_Prompt_
Your task is to write out the complete listing exactly as it is shown.
==== Provided records
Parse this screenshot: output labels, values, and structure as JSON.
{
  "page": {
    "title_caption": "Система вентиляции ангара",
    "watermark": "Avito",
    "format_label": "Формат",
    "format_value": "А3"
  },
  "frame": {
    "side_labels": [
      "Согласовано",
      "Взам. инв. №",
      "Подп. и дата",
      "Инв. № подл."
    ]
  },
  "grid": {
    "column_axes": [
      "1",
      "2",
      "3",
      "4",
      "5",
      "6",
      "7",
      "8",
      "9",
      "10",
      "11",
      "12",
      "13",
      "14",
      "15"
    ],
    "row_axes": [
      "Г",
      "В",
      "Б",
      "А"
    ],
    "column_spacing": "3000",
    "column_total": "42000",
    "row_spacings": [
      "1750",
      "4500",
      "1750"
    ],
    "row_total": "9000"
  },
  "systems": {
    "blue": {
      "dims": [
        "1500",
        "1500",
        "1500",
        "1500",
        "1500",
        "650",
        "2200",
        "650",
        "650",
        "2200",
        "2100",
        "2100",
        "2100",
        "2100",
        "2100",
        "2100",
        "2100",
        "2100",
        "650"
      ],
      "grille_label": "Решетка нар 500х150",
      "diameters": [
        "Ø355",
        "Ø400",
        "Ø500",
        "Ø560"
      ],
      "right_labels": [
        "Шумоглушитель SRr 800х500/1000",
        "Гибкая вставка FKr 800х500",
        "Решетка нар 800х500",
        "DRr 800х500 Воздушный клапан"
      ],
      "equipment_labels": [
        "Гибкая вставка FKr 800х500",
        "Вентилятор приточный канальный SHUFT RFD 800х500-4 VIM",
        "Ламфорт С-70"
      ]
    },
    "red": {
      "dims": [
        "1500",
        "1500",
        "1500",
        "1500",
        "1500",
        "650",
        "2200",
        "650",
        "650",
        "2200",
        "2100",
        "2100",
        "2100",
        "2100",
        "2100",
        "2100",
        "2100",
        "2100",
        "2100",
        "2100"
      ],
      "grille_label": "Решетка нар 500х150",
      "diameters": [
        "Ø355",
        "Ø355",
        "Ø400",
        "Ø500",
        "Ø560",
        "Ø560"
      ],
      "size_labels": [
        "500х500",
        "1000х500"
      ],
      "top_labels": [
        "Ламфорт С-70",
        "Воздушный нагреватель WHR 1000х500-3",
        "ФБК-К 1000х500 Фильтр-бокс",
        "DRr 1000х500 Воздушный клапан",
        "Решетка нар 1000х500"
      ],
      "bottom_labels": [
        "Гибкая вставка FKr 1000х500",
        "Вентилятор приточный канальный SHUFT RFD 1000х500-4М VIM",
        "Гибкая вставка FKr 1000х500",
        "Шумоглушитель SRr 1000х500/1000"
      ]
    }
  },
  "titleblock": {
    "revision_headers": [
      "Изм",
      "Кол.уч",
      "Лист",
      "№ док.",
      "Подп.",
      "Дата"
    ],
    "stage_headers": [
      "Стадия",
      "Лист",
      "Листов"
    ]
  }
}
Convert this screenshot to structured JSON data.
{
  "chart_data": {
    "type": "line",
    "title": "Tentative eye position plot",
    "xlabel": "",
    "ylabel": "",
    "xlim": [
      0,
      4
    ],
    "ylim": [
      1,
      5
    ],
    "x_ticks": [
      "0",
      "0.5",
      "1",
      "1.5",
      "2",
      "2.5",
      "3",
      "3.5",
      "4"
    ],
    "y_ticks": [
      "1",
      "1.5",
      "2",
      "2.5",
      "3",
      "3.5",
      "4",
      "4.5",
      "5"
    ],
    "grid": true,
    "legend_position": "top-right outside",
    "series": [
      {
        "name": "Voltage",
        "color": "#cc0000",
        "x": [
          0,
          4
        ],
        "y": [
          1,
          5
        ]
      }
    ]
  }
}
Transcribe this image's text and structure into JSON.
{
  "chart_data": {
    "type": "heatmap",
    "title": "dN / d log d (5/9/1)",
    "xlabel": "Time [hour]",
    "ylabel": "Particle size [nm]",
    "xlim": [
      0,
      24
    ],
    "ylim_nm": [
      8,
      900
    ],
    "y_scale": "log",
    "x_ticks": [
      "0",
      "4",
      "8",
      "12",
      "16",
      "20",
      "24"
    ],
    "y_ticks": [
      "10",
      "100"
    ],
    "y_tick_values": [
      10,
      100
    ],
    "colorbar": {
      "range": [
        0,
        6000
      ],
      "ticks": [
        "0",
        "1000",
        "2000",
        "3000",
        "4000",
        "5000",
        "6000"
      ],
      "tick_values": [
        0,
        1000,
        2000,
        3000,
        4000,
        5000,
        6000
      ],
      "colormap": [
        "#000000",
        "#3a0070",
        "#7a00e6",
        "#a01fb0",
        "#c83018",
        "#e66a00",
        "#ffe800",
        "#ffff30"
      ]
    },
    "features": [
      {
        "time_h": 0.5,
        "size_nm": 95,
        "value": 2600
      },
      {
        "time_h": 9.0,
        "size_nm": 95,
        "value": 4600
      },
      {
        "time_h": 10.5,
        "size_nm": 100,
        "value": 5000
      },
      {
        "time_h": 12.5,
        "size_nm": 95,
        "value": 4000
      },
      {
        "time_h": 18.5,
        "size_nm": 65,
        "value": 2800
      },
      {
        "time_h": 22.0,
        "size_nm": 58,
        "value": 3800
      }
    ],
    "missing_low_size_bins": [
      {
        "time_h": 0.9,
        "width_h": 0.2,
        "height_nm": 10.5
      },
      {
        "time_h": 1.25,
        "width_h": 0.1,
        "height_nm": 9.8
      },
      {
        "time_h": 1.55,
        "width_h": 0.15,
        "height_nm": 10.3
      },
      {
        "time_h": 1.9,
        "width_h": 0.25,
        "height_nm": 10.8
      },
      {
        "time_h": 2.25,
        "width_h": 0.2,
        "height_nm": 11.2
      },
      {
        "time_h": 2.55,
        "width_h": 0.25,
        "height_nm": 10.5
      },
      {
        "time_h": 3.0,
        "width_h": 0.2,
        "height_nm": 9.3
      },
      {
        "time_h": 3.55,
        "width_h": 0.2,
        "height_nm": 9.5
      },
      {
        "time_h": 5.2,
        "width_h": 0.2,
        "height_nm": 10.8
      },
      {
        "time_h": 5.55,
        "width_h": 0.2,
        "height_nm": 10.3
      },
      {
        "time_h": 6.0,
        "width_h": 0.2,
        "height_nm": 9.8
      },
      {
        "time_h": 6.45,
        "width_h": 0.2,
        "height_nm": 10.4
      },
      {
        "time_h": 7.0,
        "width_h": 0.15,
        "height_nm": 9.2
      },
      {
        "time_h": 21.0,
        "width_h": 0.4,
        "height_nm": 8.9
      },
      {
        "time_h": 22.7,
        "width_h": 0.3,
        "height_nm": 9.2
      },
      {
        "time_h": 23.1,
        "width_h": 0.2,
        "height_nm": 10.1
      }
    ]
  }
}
========
_Worked answer_
Parse this screenshot: output labels, values, and structure as JSON.
{
  "page": {
    "title_caption": "Система вентиляции ангара",
    "watermark": "Avito",
    "format_label": "Формат",
    "format_value": "А3"
  },
  "frame": {
    "side_labels": [
      "Согласовано",
      "Взам. инв. №",
      "Подп. и дата",
      "Инв. № подл."
    ]
  },
  "grid": {
    "column_axes": [
      "1",
      "2",
      "3",
      "4",
      "5",
      "6",
      "7",
      "8",
      "9",
      "10",
      "11",
      "12",
      "13",
      "14",
      "15"
    ],
    "row_axes": [
      "Г",
      "В",
      "Б",
      "А"
    ],
    "column_spacing": "3000",
    "column_total": "42000",
    "row_spacings": [
      "1750",
      "4500",
      "1750"
    ],
    "row_total": "9000"
  },
  "systems": {
    "blue": {
      "dims": [
        "1500",
        "1500",
        "1500",
        "1500",
        "1500",
        "650",
        "2200",
        "650",
        "650",
        "2200",
        "2100",
        "2100",
        "2100",
        "2100",
        "2100",
        "2100",
        "2100",
        "2100",
        "650"
      ],
      "grille_label": "Решетка нар 500х150",
      "diameters": [
        "Ø355",
        "Ø400",
        "Ø500",
        "Ø560"
      ],
      "right_labels": [
        "Шумоглушитель SRr 800х500/1000",
        "Гибкая вставка FKr 800х500",
        "Решетка нар 800х500",
        "DRr 800х500 Воздушный клапан"
      ],
      "equipment_labels": [
        "Гибкая вставка FKr 800х500",
        "Вентилятор приточный канальный SHUFT RFD 800х500-4 VIM",
        "Ламфорт С-70"
      ]
    },
    "red": {
      "dims": [
        "1500",
        "1500",
        "1500",
        "1500",
        "1500",
        "650",
        "2200",
        "650",
        "650",
        "2200",
        "2100",
        "2100",
        "2100",
        "2100",
        "2100",
        "2100",
        "2100",
        "2100",
        "2100",
        "2100"
      ],
      "grille_label": "Решетка нар 500х150",
      "diameters": [
        "Ø355",
        "Ø355",
        "Ø400",
        "Ø500",
        "Ø560",
        "Ø560"
      ],
      "size_labels": [
        "500х500",
        "1000х500"
      ],
      "top_labels": [
        "Ламфорт С-70",
        "Воздушный нагреватель WHR 1000х500-3",
        "ФБК-К 1000х500 Фильтр-бокс",
        "DRr 1000х500 Воздушный клапан",
        "Решетка нар 1000х500"
      ],
      "bottom_labels": [
        "Гибкая вставка FKr 1000х500",
        "Вентилятор приточный канальный SHUFT RFD 1000х500-4М VIM",
        "Гибкая вставка FKr 1000х500",
        "Шумоглушитель SRr 1000х500/1000"
      ]
    }
  },
  "titleblock": {
    "revision_headers": [
      "Изм",
      "Кол.уч",
      "Лист",
      "№ док.",
      "Подп.",
      "Дата"
    ],
    "stage_headers": [
      "Стадия",
      "Лист",
      "Листов"
    ]
  }
}
Convert this screenshot to structured JSON data.
{
  "chart_data": {
    "type": "line",
    "title": "Tentative eye position plot",
    "xlabel": "",
    "ylabel": "",
    "xlim": [
      0,
      4
    ],
    "ylim": [
      1,
      5
    ],
    "x_ticks": [
      "0",
      "0.5",
      "1",
      "1.5",
      "2",
      "2.5",
      "3",
      "3.5",
      "4"
    ],
    "y_ticks": [
      "1",
      "1.5",
      "2",
      "2.5",
      "3",
      "3.5",
      "4",
      "4.5",
      "5"
    ],
    "grid": true,
    "legend_position": "top-right outside",
    "series": [
      {
        "name": "Voltage",
        "color": "#cc0000",
        "x": [
          0,
          4
        ],
        "y": [
          1,
          5
        ]
      }
    ]
  }
}
Transcribe this image's text and structure into JSON.
{
  "chart_data": {
    "type": "heatmap",
    "title": "dN / d log d (5/9/1)",
    "xlabel": "Time [hour]",
    "ylabel": "Particle size [nm]",
    "xlim": [
      0,
      24
    ],
    "ylim_nm": [
      8,
      900
    ],
    "y_scale": "log",
    "x_ticks": [
      "0",
      "4",
      "8",
      "12",
      "16",
      "20",
      "24"
    ],
    "y_ticks": [
      "10",
      "100"
    ],
    "y_tick_values": [
      10,
      100
    ],
    "colorbar": {
      "range": [
        0,
        6000
      ],
      "ticks": [
        "0",
        "1000",
        "2000",
        "3000",
        "4000",
        "5000",
        "6000"
      ],
      "tick_values": [
        0,
        1000,
        2000,
        3000,
        4000,
        5000,
        6000
      ],
      "colormap": [
        "#000000",
        "#3a0070",
        "#7a00e6",
        "#a01fb0",
        "#c83018",
        "#e66a00",
        "#ffe800",
        "#ffff30"
      ]
    },
    "features": [
      {
        "time_h": 0.5,
        "size_nm": 95,
        "value": 2600
      },
      {
        "time_h": 9.0,
        "size_nm": 95,
        "value": 4600
      },
      {
        "time_h": 10.5,
        "size_nm": 100,
        "value": 5000
      },
      {
        "time_h": 12.5,
        "size_nm": 95,
        "value": 4000
      },
      {
        "time_h": 18.5,
        "size_nm": 65,
        "value": 2800
      },
      {
        "time_h": 22.0,
        "size_nm": 58,
        "value": 3800
      }
    ],
    "missing_low_size_bins": [
      {
        "time_h": 0.9,
        "width_h": 0.2,
        "height_nm": 10.5
      },
      {
        "time_h": 1.25,
        "width_h": 0.1,
        "height_nm": 9.8
      },
      {
        "time_h": 1.55,
        "width_h": 0.15,
        "height_nm": 10.3
      },
      {
        "time_h": 1.9,
        "width_h": 0.25,
        "height_nm": 10.8
      },
      {
        "time_h": 2.25,
        "width_h": 0.2,
        "height_nm": 11.2
      },
      {
        "time_h": 2.55,
        "width_h": 0.25,
        "height_nm": 10.5
      },
      {
        "time_h": 3.0,
        "width_h": 0.2,
        "height_nm": 9.3
      },
      {
        "time_h": 3.55,
        "width_h": 0.2,
        "height_nm": 9.5
      },
      {
        "time_h": 5.2,
        "width_h": 0.2,
        "height_nm": 10.8
      },
      {
        "time_h": 5.55,
        "width_h": 0.2,
        "height_nm": 10.3
      },
      {
        "time_h": 6.0,
        "width_h": 0.2,
        "height_nm": 9.8
      },
      {
        "time_h": 6.45,
        "width_h": 0.2,
        "height_nm": 10.4
      },
      {
        "time_h": 7.0,
        "width_h": 0.15,
        "height_nm": 9.2
      },
      {
        "time_h": 21.0,
        "width_h": 0.4,
        "height_nm": 8.9
      },
      {
        "time_h": 22.7,
        "width_h": 0.3,
        "height_nm": 9.2
      },
      {
        "time_h": 23.1,
        "width_h": 0.2,
        "height_nm": 10.1
      }
    ]
  }
}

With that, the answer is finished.